## BEGIN

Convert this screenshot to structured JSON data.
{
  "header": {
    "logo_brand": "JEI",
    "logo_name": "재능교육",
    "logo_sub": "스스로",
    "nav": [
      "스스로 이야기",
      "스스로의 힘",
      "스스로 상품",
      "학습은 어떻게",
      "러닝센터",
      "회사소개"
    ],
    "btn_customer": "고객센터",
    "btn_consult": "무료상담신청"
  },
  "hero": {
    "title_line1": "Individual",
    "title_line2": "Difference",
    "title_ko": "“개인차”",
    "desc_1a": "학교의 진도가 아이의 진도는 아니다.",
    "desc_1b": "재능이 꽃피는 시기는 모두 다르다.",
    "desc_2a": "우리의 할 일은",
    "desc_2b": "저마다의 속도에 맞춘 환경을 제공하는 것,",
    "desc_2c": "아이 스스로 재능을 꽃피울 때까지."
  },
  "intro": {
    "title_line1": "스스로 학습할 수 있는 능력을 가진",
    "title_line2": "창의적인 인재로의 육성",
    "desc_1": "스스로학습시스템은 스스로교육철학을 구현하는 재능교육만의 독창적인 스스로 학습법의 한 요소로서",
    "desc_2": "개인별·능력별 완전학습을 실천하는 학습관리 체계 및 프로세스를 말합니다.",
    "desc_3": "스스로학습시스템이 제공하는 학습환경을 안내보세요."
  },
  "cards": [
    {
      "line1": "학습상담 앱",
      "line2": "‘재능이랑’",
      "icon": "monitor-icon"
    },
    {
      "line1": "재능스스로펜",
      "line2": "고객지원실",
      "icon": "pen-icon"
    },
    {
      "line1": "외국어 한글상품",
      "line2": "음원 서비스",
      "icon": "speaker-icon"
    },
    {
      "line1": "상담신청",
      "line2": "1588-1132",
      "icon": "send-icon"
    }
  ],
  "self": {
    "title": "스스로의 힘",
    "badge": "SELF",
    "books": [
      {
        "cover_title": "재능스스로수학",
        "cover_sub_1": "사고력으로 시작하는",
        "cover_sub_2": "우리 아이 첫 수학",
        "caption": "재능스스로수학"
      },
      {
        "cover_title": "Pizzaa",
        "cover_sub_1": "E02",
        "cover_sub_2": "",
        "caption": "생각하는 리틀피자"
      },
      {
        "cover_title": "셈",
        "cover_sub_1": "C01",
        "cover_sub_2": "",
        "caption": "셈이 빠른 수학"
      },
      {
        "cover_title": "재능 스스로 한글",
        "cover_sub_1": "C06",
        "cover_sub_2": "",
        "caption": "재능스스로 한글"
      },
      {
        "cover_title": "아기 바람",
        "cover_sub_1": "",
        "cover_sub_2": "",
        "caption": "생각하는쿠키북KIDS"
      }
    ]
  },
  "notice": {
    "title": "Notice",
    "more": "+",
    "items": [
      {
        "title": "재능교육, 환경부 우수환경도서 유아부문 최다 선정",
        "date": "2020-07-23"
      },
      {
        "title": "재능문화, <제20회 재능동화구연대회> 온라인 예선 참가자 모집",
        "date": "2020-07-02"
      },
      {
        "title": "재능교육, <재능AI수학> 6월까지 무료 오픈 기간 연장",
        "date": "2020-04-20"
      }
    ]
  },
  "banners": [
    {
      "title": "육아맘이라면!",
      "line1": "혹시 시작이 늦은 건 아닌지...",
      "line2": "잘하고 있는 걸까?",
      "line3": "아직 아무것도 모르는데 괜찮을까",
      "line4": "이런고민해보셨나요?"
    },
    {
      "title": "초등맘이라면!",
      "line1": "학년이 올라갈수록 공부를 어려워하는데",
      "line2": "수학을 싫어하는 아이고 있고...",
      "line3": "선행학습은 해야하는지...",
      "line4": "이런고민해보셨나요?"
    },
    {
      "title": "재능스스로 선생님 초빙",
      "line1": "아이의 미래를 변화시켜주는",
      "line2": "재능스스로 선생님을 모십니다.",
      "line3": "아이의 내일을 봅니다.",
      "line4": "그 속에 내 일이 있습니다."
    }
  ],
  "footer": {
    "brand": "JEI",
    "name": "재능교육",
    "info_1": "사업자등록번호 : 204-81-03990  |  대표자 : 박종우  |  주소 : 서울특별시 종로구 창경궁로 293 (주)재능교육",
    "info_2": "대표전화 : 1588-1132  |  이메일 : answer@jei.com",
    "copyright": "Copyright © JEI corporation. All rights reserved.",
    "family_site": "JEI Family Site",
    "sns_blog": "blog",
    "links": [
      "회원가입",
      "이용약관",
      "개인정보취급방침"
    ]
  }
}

## END

EXERCISE PROMPT
Return the lines above exactly, keeping every word.

ANSWER TO THIS PROBLEM
Convert this screenshot to structured JSON data.
{
  "header": {
    "logo_brand": "JEI",
    "logo_name": "재능교육",
    "logo_sub": "스스로",
    "nav": [
      "스스로 이야기",
      "스스로의 힘",
      "스스로 상품",
      "학습은 어떻게",
      "러닝센터",
      "회사소개"
    ],
    "btn_customer": "고객센터",
    "btn_consult": "무료상담신청"
  },
  "hero": {
    "title_line1": "Individual",
    "title_line2": "Difference",
    "title_ko": "“개인차”",
    "desc_1a": "학교의 진도가 아이의 진도는 아니다.",
    "desc_1b": "재능이 꽃피는 시기는 모두 다르다.",
    "desc_2a": "우리의 할 일은",
    "desc_2b": "저마다의 속도에 맞춘 환경을 제공하는 것,",
    "desc_2c": "아이 스스로 재능을 꽃피울 때까지."
  },
  "intro": {
    "title_line1": "스스로 학습할 수 있는 능력을 가진",
    "title_line2": "창의적인 인재로의 육성",
    "desc_1": "스스로학습시스템은 스스로교육철학을 구현하는 재능교육만의 독창적인 스스로 학습법의 한 요소로서",
    "desc_2": "개인별·능력별 완전학습을 실천하는 학습관리 체계 및 프로세스를 말합니다.",
    "desc_3": "스스로학습시스템이 제공하는 학습환경을 안내보세요."
  },
  "cards": [
    {
      "line1": "학습상담 앱",
      "line2": "‘재능이랑’",
      "icon": "monitor-icon"
    },
    {
      "line1": "재능스스로펜",
      "line2": "고객지원실",
      "icon": "pen-icon"
    },
    {
      "line1": "외국어 한글상품",
      "line2": "음원 서비스",
      "icon": "speaker-icon"
    },
    {
      "line1": "상담신청",
      "line2": "1588-1132",
      "icon": "send-icon"
    }
  ],
  "self": {
    "title": "스스로의 힘",
    "badge": "SELF",
    "books": [
      {
        "cover_title": "재능스스로수학",
        "cover_sub_1": "사고력으로 시작하는",
        "cover_sub_2": "우리 아이 첫 수학",
        "caption": "재능스스로수학"
      },
      {
        "cover_title": "Pizzaa",
        "cover_sub_1": "E02",
        "cover_sub_2": "",
        "caption": "생각하는 리틀피자"
      },
      {
        "cover_title": "셈",
        "cover_sub_1": "C01",
        "cover_sub_2": "",
        "caption": "셈이 빠른 수학"
      },
      {
        "cover_title": "재능 스스로 한글",
        "cover_sub_1": "C06",
        "cover_sub_2": "",
        "caption": "재능스스로 한글"
      },
      {
        "cover_title": "아기 바람",
        "cover_sub_1": "",
        "cover_sub_2": "",
        "caption": "생각하는쿠키북KIDS"
      }
    ]
  },
  "notice": {
    "title": "Notice",
    "more": "+",
    "items": [
      {
        "title": "재능교육, 환경부 우수환경도서 유아부문 최다 선정",
        "date": "2020-07-23"
      },
      {
        "title": "재능문화, <제20회 재능동화구연대회> 온라인 예선 참가자 모집",
        "date": "2020-07-02"
      },
      {
        "title": "재능교육, <재능AI수학> 6월까지 무료 오픈 기간 연장",
        "date": "2020-04-20"
      }
    ]
  },
  "banners": [
    {
      "title": "육아맘이라면!",
      "line1": "혹시 시작이 늦은 건 아닌지...",
      "line2": "잘하고 있는 걸까?",
      "line3": "아직 아무것도 모르는데 괜찮을까",
      "line4": "이런고민해보셨나요?"
    },
    {
      "title": "초등맘이라면!",
      "line1": "학년이 올라갈수록 공부를 어려워하는데",
      "line2": "수학을 싫어하는 아이고 있고...",
      "line3": "선행학습은 해야하는지...",
      "line4": "이런고민해보셨나요?"
    },
    {
      "title": "재능스스로 선생님 초빙",
      "line1": "아이의 미래를 변화시켜주는",
      "line2": "재능스스로 선생님을 모십니다.",
      "line3": "아이의 내일을 봅니다.",
      "line4": "그 속에 내 일이 있습니다."
    }
  ],
  "footer": {
    "brand": "JEI",
    "name": "재능교육",
    "info_1": "사업자등록번호 : 204-81-03990  |  대표자 : 박종우  |  주소 : 서울특별시 종로구 창경궁로 293 (주)재능교육",
    "info_2": "대표전화 : 1588-1132  |  이메일 : answer@jei.com",
    "copyright": "Copyright © JEI corporation. All rights reserved.",
    "family_site": "JEI Family Site",
    "sns_blog": "blog",
    "links": [
      "회원가입",
      "이용약관",
      "개인정보취급방침"
    ]
  }
}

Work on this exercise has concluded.